— begin —

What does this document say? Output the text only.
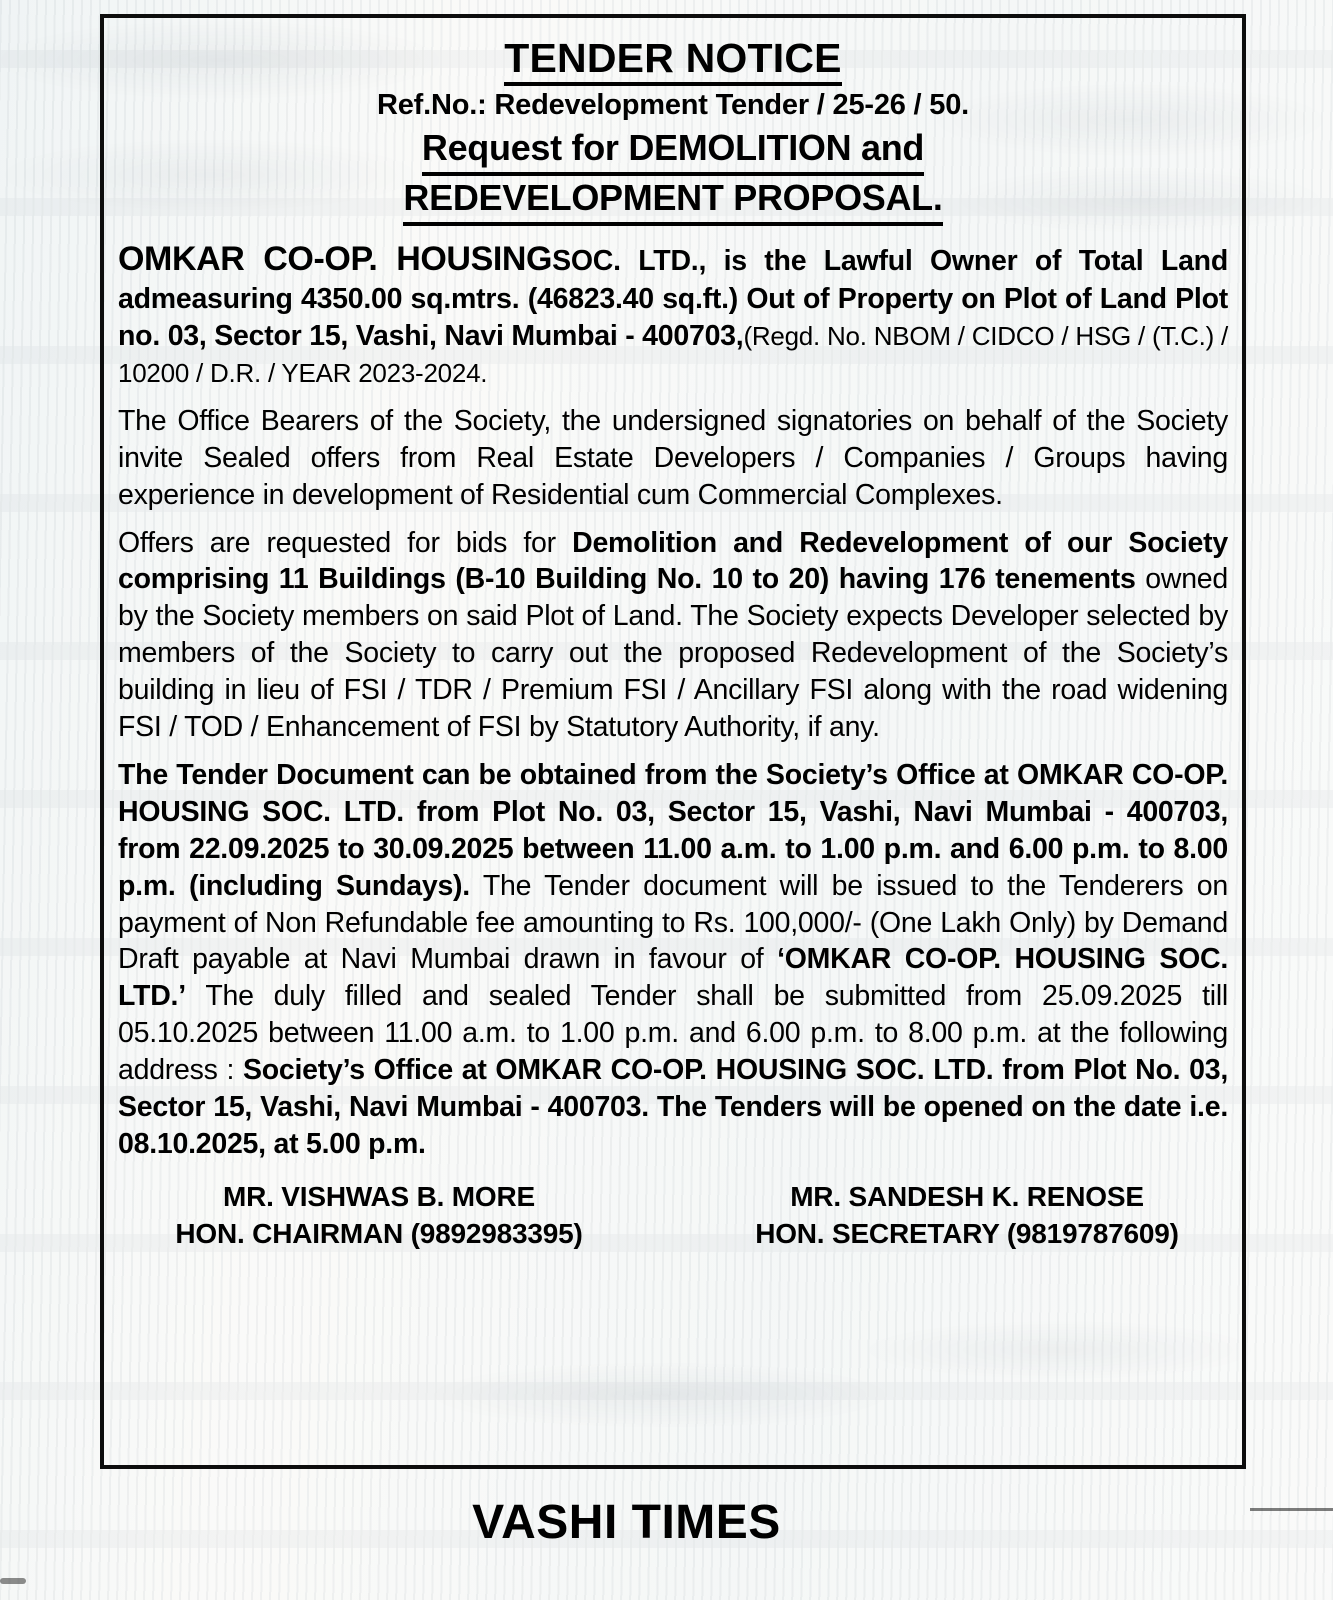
TENDER NOTICE
Ref.No.: Redevelopment Tender / 25-26 / 50.
Request for DEMOLITION and
REDEVELOPMENT PROPOSAL.
OMKAR CO-OP. HOUSINGSOC. LTD., is the Lawful Owner of Total Land admeasuring 4350.00 sq.mtrs. (46823.40 sq.ft.) Out of Property on Plot of Land Plot no. 03, Sector 15, Vashi, Navi Mumbai - 400703,(Regd. No. NBOM / CIDCO / HSG / (T.C.) / 10200 / D.R. / YEAR 2023-2024.
The Office Bearers of the Society, the undersigned signatories on behalf of the Society invite Sealed offers from Real Estate Developers / Companies / Groups having experience in development of Residential cum Commercial Complexes.
Offers are requested for bids for Demolition and Redevelopment of our Society comprising 11 Buildings (B-10 Building No. 10 to 20) having 176 tenements owned by the Society members on said Plot of Land. The Society expects Developer selected by members of the Society to carry out the proposed Redevelopment of the Society’s building in lieu of FSI / TDR / Premium FSI / Ancillary FSI along with the road widening FSI / TOD / Enhancement of FSI by Statutory Authority, if any.
The Tender Document can be obtained from the Society’s Office at OMKAR CO-OP. HOUSING SOC. LTD. from Plot No. 03, Sector 15, Vashi, Navi Mumbai - 400703, from 22.09.2025 to 30.09.2025 between 11.00 a.m. to 1.00 p.m. and 6.00 p.m. to 8.00 p.m. (including Sundays). The Tender document will be issued to the Tenderers on payment of Non Refundable fee amounting to Rs. 100,000/- (One Lakh Only) by Demand Draft payable at Navi Mumbai drawn in favour of ‘OMKAR CO-OP. HOUSING SOC. LTD.’ The duly filled and sealed Tender shall be submitted from 25.09.2025 till 05.10.2025 between 11.00 a.m. to 1.00 p.m. and 6.00 p.m. to 8.00 p.m. at the following address : Society’s Office at OMKAR CO-OP. HOUSING SOC. LTD. from Plot No. 03, Sector 15, Vashi, Navi Mumbai - 400703. The Tenders will be opened on the date i.e. 08.10.2025, at 5.00 p.m.
MR. VISHWAS B. MORE
HON. CHAIRMAN (9892983395)
MR. SANDESH K. RENOSE
HON. SECRETARY (9819787609)
VASHI TIMES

— end —

**WHAT YOU WILL DO**
Write the records above out again exactly, with no pictures in your copy.

**RESULT BELOW**
What does this document say? Output the text only.
TENDER NOTICE
Ref.No.: Redevelopment Tender / 25-26 / 50.
Request for DEMOLITION and
REDEVELOPMENT PROPOSAL.
OMKAR CO-OP. HOUSINGSOC. LTD., is the Lawful Owner of Total Land admeasuring 4350.00 sq.mtrs. (46823.40 sq.ft.) Out of Property on Plot of Land Plot no. 03, Sector 15, Vashi, Navi Mumbai - 400703,(Regd. No. NBOM / CIDCO / HSG / (T.C.) / 10200 / D.R. / YEAR 2023-2024.
The Office Bearers of the Society, the undersigned signatories on behalf of the Society invite Sealed offers from Real Estate Developers / Companies / Groups having experience in development of Residential cum Commercial Complexes.
Offers are requested for bids for Demolition and Redevelopment of our Society comprising 11 Buildings (B-10 Building No. 10 to 20) having 176 tenements owned by the Society members on said Plot of Land. The Society expects Developer selected by members of the Society to carry out the proposed Redevelopment of the Society’s building in lieu of FSI / TDR / Premium FSI / Ancillary FSI along with the road widening FSI / TOD / Enhancement of FSI by Statutory Authority, if any.
The Tender Document can be obtained from the Society’s Office at OMKAR CO-OP. HOUSING SOC. LTD. from Plot No. 03, Sector 15, Vashi, Navi Mumbai - 400703, from 22.09.2025 to 30.09.2025 between 11.00 a.m. to 1.00 p.m. and 6.00 p.m. to 8.00 p.m. (including Sundays). The Tender document will be issued to the Tenderers on payment of Non Refundable fee amounting to Rs. 100,000/- (One Lakh Only) by Demand Draft payable at Navi Mumbai drawn in favour of ‘OMKAR CO-OP. HOUSING SOC. LTD.’ The duly filled and sealed Tender shall be submitted from 25.09.2025 till 05.10.2025 between 11.00 a.m. to 1.00 p.m. and 6.00 p.m. to 8.00 p.m. at the following address : Society’s Office at OMKAR CO-OP. HOUSING SOC. LTD. from Plot No. 03, Sector 15, Vashi, Navi Mumbai - 400703. The Tenders will be opened on the date i.e. 08.10.2025, at 5.00 p.m.
MR. VISHWAS B. MORE
HON. CHAIRMAN (9892983395)
MR. SANDESH K. RENOSE
HON. SECRETARY (9819787609)
VASHI TIMES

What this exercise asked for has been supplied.